GESTELLTE AUFGABE –
Gib das Material vom Anfang bis einschließlich der Zeile mit „table-row: 13 电子商务“ erneut wieder und ersetze darin „萍乡校区“ durch „南昌校区“. Alles andere in diesem Abschnitt bleibt unverändert.

>>

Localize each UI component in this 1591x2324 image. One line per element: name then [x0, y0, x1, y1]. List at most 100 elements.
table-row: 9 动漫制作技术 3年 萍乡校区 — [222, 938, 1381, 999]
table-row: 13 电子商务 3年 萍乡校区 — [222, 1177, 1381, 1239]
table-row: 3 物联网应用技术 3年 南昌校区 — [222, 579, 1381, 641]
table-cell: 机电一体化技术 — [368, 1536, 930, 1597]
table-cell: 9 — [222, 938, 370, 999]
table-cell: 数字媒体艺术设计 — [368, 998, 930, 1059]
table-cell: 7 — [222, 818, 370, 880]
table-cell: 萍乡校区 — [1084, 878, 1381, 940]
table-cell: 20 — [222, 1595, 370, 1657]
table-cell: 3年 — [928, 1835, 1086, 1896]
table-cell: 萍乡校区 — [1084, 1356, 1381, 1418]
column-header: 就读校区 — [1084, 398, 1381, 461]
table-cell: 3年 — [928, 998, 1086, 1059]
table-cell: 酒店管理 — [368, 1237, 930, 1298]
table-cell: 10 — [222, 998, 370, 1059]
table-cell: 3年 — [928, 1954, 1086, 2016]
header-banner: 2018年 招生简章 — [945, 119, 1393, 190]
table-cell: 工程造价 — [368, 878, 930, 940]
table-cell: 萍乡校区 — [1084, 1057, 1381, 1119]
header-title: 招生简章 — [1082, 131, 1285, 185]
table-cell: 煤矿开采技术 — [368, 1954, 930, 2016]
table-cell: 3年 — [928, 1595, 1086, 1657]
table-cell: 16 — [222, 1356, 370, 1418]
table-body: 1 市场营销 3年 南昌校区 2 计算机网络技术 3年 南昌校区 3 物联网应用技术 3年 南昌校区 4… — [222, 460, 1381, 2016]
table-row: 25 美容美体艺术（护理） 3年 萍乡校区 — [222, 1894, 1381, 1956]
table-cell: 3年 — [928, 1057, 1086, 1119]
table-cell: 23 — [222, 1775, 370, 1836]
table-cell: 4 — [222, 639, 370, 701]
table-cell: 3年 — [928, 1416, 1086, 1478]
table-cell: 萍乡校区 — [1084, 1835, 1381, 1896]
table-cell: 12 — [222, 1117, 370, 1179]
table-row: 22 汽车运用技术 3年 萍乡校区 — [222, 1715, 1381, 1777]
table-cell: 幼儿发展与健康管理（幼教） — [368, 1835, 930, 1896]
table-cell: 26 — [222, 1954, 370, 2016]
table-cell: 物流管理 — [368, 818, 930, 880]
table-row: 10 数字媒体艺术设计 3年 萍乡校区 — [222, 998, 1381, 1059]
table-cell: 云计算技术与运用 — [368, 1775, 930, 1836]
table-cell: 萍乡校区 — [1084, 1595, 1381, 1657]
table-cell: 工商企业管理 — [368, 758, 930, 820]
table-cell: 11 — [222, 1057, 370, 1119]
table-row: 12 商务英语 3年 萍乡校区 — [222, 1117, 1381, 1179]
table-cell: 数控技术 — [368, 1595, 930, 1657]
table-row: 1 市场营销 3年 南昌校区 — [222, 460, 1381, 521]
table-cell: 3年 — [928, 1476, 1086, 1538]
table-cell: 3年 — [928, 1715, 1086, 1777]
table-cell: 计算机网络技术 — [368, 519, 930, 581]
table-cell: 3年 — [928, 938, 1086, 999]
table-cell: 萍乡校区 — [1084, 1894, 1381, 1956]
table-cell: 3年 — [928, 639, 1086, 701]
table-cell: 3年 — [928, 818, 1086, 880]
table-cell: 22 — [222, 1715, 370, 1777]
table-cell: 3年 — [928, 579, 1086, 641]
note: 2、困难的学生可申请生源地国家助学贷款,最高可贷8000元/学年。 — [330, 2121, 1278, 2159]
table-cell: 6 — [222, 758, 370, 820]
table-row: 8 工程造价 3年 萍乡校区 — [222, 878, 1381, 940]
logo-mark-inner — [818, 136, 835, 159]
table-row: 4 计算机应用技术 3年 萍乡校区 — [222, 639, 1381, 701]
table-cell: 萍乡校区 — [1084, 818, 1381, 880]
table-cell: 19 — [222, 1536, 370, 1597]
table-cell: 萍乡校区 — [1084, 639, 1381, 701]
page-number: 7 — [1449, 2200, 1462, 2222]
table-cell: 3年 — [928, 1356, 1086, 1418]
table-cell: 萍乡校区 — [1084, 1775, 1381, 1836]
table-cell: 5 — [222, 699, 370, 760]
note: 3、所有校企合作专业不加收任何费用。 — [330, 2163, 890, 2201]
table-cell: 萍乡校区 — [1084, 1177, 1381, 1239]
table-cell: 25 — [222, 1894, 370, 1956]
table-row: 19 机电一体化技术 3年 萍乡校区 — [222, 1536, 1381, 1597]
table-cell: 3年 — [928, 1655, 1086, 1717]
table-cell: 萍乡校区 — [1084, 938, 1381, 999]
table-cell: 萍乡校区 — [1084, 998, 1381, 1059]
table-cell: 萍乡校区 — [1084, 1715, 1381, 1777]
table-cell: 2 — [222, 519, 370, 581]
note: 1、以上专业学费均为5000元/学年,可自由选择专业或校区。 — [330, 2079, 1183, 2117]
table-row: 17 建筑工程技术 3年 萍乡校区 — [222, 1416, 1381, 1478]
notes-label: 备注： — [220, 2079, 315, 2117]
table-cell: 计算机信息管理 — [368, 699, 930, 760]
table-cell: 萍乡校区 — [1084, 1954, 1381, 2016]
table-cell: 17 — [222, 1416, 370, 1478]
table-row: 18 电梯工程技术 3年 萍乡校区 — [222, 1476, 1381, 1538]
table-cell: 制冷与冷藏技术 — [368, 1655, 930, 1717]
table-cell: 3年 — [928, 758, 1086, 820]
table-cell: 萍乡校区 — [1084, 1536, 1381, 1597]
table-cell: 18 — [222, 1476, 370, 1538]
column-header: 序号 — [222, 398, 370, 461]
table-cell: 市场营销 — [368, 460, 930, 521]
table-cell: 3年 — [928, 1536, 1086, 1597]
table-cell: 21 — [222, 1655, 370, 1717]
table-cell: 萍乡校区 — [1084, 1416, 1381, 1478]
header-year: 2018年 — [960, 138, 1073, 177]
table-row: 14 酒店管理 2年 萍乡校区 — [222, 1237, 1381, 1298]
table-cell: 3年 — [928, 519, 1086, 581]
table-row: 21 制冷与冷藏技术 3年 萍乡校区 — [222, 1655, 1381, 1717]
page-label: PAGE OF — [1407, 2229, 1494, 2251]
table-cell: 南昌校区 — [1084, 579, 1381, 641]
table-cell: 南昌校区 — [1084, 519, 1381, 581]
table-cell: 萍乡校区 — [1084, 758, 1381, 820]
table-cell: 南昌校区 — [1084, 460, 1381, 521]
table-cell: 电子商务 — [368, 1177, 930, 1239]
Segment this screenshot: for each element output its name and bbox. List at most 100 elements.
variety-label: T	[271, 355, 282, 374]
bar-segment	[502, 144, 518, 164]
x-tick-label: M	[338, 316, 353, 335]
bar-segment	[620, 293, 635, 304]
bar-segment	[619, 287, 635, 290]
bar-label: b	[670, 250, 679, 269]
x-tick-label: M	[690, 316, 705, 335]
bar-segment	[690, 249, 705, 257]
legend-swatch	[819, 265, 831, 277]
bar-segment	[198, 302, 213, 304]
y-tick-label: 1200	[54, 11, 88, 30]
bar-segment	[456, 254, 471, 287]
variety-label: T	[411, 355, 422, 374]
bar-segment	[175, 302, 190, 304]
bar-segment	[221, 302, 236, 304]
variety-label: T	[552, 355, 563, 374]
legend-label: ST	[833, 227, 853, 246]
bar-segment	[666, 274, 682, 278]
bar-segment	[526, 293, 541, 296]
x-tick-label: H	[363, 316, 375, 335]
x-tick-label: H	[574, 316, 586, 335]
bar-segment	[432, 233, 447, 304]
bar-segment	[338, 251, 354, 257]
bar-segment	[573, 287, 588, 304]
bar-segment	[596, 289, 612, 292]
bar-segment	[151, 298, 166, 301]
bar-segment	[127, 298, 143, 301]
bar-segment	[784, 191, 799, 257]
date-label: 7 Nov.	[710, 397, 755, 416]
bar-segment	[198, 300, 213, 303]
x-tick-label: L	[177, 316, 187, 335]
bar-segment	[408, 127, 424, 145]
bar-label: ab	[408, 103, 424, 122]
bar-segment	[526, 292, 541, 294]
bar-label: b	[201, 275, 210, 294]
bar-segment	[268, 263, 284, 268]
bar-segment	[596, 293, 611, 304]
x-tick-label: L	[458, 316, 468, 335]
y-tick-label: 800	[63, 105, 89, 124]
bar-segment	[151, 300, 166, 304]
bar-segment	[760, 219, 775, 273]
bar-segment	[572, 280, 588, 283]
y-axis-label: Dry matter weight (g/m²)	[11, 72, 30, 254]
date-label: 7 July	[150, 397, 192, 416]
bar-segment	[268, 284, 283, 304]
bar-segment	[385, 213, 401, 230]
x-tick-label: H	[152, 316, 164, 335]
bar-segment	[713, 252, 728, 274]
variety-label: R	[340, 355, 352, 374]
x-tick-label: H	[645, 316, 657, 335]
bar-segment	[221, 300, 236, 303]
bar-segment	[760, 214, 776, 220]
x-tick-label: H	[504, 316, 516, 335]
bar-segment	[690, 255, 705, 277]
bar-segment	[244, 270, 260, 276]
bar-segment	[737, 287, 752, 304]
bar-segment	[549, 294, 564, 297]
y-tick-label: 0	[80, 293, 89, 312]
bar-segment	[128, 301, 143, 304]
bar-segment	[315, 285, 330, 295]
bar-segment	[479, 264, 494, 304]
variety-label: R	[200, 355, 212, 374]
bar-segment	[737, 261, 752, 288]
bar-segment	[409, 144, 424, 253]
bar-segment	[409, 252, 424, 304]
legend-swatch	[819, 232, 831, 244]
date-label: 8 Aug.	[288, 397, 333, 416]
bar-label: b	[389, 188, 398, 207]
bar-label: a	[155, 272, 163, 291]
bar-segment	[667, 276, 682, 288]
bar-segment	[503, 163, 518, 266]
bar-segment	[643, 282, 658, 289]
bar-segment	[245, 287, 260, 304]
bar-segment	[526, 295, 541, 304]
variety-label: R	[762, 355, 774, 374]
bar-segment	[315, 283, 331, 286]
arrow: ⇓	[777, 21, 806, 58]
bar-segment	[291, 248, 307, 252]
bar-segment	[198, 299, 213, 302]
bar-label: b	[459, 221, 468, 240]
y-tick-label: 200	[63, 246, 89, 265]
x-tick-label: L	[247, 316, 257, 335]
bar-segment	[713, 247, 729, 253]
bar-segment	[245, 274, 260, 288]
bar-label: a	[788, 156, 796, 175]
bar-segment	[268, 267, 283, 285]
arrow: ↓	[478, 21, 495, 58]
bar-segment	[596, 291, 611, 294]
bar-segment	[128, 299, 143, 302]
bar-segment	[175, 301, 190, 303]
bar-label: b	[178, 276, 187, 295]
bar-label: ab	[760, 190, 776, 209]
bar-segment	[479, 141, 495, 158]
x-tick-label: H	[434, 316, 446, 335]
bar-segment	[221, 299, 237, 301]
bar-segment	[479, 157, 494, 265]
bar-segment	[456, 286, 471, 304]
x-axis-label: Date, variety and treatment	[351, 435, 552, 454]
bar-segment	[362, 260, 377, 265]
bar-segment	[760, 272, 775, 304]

<<

ANTWORT –
Localize each UI component in this 1591x2324 image. One line per element: name then [x0, y0, x1, y1]. List at most 100 elements.
table-row: 9 动漫制作技术 3年 南昌校区 — [222, 938, 1381, 999]
table-row: 13 电子商务 3年 南昌校区 — [222, 1177, 1381, 1239]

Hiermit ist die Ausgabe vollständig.